* [What is expected] Retype the listing that follows, exactly as written.
◆ ◆ ◆ ◆ ◆ ◆ ◆
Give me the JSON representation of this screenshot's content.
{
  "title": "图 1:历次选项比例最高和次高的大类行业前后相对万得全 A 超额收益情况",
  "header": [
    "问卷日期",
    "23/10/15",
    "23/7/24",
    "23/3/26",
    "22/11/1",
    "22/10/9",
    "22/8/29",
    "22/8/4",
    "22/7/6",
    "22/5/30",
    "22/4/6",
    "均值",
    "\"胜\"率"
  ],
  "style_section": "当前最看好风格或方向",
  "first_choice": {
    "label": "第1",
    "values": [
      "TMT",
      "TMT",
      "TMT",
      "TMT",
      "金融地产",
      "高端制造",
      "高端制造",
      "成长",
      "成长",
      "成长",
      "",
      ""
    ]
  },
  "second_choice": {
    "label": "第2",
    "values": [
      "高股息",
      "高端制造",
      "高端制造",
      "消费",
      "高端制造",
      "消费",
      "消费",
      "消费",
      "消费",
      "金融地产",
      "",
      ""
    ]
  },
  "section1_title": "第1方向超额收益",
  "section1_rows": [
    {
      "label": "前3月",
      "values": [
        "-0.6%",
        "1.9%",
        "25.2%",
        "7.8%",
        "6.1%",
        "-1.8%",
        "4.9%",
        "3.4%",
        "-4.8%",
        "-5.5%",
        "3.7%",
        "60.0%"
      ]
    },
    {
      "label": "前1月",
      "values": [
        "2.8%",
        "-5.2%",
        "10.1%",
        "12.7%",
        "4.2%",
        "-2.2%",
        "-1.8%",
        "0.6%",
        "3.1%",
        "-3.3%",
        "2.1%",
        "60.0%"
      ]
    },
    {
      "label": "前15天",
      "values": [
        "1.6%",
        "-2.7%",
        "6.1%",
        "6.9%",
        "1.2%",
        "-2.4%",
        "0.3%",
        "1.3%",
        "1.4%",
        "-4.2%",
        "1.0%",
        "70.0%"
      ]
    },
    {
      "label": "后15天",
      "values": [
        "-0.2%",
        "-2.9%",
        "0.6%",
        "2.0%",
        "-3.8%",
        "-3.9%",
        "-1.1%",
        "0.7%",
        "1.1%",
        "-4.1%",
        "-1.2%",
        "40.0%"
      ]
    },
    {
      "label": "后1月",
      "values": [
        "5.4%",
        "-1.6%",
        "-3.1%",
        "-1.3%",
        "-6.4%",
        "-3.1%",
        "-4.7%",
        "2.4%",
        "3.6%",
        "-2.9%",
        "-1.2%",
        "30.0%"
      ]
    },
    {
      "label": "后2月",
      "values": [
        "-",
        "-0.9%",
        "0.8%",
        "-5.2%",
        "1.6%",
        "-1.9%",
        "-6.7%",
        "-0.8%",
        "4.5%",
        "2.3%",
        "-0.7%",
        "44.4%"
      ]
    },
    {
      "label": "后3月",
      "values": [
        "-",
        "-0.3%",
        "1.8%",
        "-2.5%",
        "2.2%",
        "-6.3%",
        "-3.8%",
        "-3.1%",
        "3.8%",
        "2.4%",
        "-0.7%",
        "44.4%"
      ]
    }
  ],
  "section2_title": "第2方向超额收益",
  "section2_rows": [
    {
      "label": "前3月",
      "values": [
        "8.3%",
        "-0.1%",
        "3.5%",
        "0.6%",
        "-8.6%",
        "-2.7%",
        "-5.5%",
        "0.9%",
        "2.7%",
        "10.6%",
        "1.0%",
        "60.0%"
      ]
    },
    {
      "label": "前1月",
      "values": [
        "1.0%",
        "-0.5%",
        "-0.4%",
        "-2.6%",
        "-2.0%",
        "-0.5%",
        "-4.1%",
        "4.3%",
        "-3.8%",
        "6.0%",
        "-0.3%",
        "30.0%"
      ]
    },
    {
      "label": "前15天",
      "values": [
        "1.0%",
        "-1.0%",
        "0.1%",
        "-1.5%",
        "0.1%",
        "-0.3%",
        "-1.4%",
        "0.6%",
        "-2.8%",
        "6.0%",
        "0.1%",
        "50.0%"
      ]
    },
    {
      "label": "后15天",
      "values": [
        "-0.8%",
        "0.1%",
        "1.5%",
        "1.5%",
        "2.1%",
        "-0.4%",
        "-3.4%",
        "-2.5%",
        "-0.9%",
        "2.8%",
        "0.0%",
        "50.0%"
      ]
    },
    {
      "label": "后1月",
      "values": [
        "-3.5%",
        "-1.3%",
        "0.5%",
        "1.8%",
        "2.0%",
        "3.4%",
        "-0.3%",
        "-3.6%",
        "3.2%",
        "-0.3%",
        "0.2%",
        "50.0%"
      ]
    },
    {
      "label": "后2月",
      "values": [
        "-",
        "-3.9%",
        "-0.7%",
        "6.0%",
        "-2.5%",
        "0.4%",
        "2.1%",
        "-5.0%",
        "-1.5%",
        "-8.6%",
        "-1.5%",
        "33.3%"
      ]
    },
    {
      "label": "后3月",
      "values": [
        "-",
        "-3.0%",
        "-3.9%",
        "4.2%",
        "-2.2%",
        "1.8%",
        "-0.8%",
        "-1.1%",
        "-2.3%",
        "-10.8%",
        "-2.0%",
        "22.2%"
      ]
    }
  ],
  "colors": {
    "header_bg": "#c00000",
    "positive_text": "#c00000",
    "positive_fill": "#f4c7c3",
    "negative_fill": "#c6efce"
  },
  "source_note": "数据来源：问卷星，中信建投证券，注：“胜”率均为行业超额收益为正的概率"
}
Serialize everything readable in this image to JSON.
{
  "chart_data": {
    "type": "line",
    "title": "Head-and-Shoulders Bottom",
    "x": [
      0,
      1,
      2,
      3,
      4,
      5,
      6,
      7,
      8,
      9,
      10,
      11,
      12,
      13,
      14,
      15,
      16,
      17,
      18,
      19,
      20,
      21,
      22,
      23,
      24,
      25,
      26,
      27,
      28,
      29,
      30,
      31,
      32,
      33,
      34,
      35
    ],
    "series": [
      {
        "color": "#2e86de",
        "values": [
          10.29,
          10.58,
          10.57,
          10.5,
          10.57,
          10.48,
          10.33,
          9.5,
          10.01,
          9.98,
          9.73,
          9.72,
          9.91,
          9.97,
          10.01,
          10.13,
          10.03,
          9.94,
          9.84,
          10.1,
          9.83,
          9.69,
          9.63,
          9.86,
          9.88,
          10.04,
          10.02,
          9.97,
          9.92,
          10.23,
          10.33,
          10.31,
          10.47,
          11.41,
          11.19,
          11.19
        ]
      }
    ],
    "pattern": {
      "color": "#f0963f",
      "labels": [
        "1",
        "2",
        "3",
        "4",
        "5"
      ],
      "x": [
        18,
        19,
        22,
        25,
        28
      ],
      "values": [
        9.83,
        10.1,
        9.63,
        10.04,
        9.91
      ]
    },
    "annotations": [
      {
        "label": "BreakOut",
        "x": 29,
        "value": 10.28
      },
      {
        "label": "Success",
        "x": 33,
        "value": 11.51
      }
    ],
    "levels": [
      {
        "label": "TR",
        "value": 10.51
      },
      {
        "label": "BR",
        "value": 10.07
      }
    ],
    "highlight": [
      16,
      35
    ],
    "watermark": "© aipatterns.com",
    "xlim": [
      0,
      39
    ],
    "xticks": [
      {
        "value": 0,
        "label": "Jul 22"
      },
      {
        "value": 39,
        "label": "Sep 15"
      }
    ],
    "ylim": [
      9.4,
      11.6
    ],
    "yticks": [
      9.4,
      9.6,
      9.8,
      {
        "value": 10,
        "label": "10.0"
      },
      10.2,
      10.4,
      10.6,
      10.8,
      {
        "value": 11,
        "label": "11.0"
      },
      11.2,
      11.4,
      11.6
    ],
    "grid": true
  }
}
◆ ◆ ◆ ◆ ◆ ◆ ◆
* [Answer to the task]
Give me the JSON representation of this screenshot's content.
{
  "title": "图 1:历次选项比例最高和次高的大类行业前后相对万得全 A 超额收益情况",
  "header": [
    "问卷日期",
    "23/10/15",
    "23/7/24",
    "23/3/26",
    "22/11/1",
    "22/10/9",
    "22/8/29",
    "22/8/4",
    "22/7/6",
    "22/5/30",
    "22/4/6",
    "均值",
    "\"胜\"率"
  ],
  "style_section": "当前最看好风格或方向",
  "first_choice": {
    "label": "第1",
    "values": [
      "TMT",
      "TMT",
      "TMT",
      "TMT",
      "金融地产",
      "高端制造",
      "高端制造",
      "成长",
      "成长",
      "成长",
      "",
      ""
    ]
  },
  "second_choice": {
    "label": "第2",
    "values": [
      "高股息",
      "高端制造",
      "高端制造",
      "消费",
      "高端制造",
      "消费",
      "消费",
      "消费",
      "消费",
      "金融地产",
      "",
      ""
    ]
  },
  "section1_title": "第1方向超额收益",
  "section1_rows": [
    {
      "label": "前3月",
      "values": [
        "-0.6%",
        "1.9%",
        "25.2%",
        "7.8%",
        "6.1%",
        "-1.8%",
        "4.9%",
        "3.4%",
        "-4.8%",
        "-5.5%",
        "3.7%",
        "60.0%"
      ]
    },
    {
      "label": "前1月",
      "values": [
        "2.8%",
        "-5.2%",
        "10.1%",
        "12.7%",
        "4.2%",
        "-2.2%",
        "-1.8%",
        "0.6%",
        "3.1%",
        "-3.3%",
        "2.1%",
        "60.0%"
      ]
    },
    {
      "label": "前15天",
      "values": [
        "1.6%",
        "-2.7%",
        "6.1%",
        "6.9%",
        "1.2%",
        "-2.4%",
        "0.3%",
        "1.3%",
        "1.4%",
        "-4.2%",
        "1.0%",
        "70.0%"
      ]
    },
    {
      "label": "后15天",
      "values": [
        "-0.2%",
        "-2.9%",
        "0.6%",
        "2.0%",
        "-3.8%",
        "-3.9%",
        "-1.1%",
        "0.7%",
        "1.1%",
        "-4.1%",
        "-1.2%",
        "40.0%"
      ]
    },
    {
      "label": "后1月",
      "values": [
        "5.4%",
        "-1.6%",
        "-3.1%",
        "-1.3%",
        "-6.4%",
        "-3.1%",
        "-4.7%",
        "2.4%",
        "3.6%",
        "-2.9%",
        "-1.2%",
        "30.0%"
      ]
    },
    {
      "label": "后2月",
      "values": [
        "-",
        "-0.9%",
        "0.8%",
        "-5.2%",
        "1.6%",
        "-1.9%",
        "-6.7%",
        "-0.8%",
        "4.5%",
        "2.3%",
        "-0.7%",
        "44.4%"
      ]
    },
    {
      "label": "后3月",
      "values": [
        "-",
        "-0.3%",
        "1.8%",
        "-2.5%",
        "2.2%",
        "-6.3%",
        "-3.8%",
        "-3.1%",
        "3.8%",
        "2.4%",
        "-0.7%",
        "44.4%"
      ]
    }
  ],
  "section2_title": "第2方向超额收益",
  "section2_rows": [
    {
      "label": "前3月",
      "values": [
        "8.3%",
        "-0.1%",
        "3.5%",
        "0.6%",
        "-8.6%",
        "-2.7%",
        "-5.5%",
        "0.9%",
        "2.7%",
        "10.6%",
        "1.0%",
        "60.0%"
      ]
    },
    {
      "label": "前1月",
      "values": [
        "1.0%",
        "-0.5%",
        "-0.4%",
        "-2.6%",
        "-2.0%",
        "-0.5%",
        "-4.1%",
        "4.3%",
        "-3.8%",
        "6.0%",
        "-0.3%",
        "30.0%"
      ]
    },
    {
      "label": "前15天",
      "values": [
        "1.0%",
        "-1.0%",
        "0.1%",
        "-1.5%",
        "0.1%",
        "-0.3%",
        "-1.4%",
        "0.6%",
        "-2.8%",
        "6.0%",
        "0.1%",
        "50.0%"
      ]
    },
    {
      "label": "后15天",
      "values": [
        "-0.8%",
        "0.1%",
        "1.5%",
        "1.5%",
        "2.1%",
        "-0.4%",
        "-3.4%",
        "-2.5%",
        "-0.9%",
        "2.8%",
        "0.0%",
        "50.0%"
      ]
    },
    {
      "label": "后1月",
      "values": [
        "-3.5%",
        "-1.3%",
        "0.5%",
        "1.8%",
        "2.0%",
        "3.4%",
        "-0.3%",
        "-3.6%",
        "3.2%",
        "-0.3%",
        "0.2%",
        "50.0%"
      ]
    },
    {
      "label": "后2月",
      "values": [
        "-",
        "-3.9%",
        "-0.7%",
        "6.0%",
        "-2.5%",
        "0.4%",
        "2.1%",
        "-5.0%",
        "-1.5%",
        "-8.6%",
        "-1.5%",
        "33.3%"
      ]
    },
    {
      "label": "后3月",
      "values": [
        "-",
        "-3.0%",
        "-3.9%",
        "4.2%",
        "-2.2%",
        "1.8%",
        "-0.8%",
        "-1.1%",
        "-2.3%",
        "-10.8%",
        "-2.0%",
        "22.2%"
      ]
    }
  ],
  "colors": {
    "header_bg": "#c00000",
    "positive_text": "#c00000",
    "positive_fill": "#f4c7c3",
    "negative_fill": "#c6efce"
  },
  "source_note": "数据来源：问卷星，中信建投证券，注：“胜”率均为行业超额收益为正的概率"
}
Serialize everything readable in this image to JSON.
{
  "chart_data": {
    "type": "line",
    "title": "Head-and-Shoulders Bottom",
    "x": [
      0,
      1,
      2,
      3,
      4,
      5,
      6,
      7,
      8,
      9,
      10,
      11,
      12,
      13,
      14,
      15,
      16,
      17,
      18,
      19,
      20,
      21,
      22,
      23,
      24,
      25,
      26,
      27,
      28,
      29,
      30,
      31,
      32,
      33,
      34,
      35
    ],
    "series": [
      {
        "color": "#2e86de",
        "values": [
          10.29,
          10.58,
          10.57,
          10.5,
          10.57,
          10.48,
          10.33,
          9.5,
          10.01,
          9.98,
          9.73,
          9.72,
          9.91,
          9.97,
          10.01,
          10.13,
          10.03,
          9.94,
          9.84,
          10.1,
          9.83,
          9.69,
          9.63,
          9.86,
          9.88,
          10.04,
          10.02,
          9.97,
          9.92,
          10.23,
          10.33,
          10.31,
          10.47,
          11.41,
          11.19,
          11.19
        ]
      }
    ],
    "pattern": {
      "color": "#f0963f",
      "labels": [
        "1",
        "2",
        "3",
        "4",
        "5"
      ],
      "x": [
        18,
        19,
        22,
        25,
        28
      ],
      "values": [
        9.83,
        10.1,
        9.63,
        10.04,
        9.91
      ]
    },
    "annotations": [
      {
        "label": "BreakOut",
        "x": 29,
        "value": 10.28
      },
      {
        "label": "Success",
        "x": 33,
        "value": 11.51
      }
    ],
    "levels": [
      {
        "label": "TR",
        "value": 10.51
      },
      {
        "label": "BR",
        "value": 10.07
      }
    ],
    "highlight": [
      16,
      35
    ],
    "watermark": "© aipatterns.com",
    "xlim": [
      0,
      39
    ],
    "xticks": [
      {
        "value": 0,
        "label": "Jul 22"
      },
      {
        "value": 39,
        "label": "Sep 15"
      }
    ],
    "ylim": [
      9.4,
      11.6
    ],
    "yticks": [
      9.4,
      9.6,
      9.8,
      {
        "value": 10,
        "label": "10.0"
      },
      10.2,
      10.4,
      10.6,
      10.8,
      {
        "value": 11,
        "label": "11.0"
      },
      11.2,
      11.4,
      11.6
    ],
    "grid": true
  }
}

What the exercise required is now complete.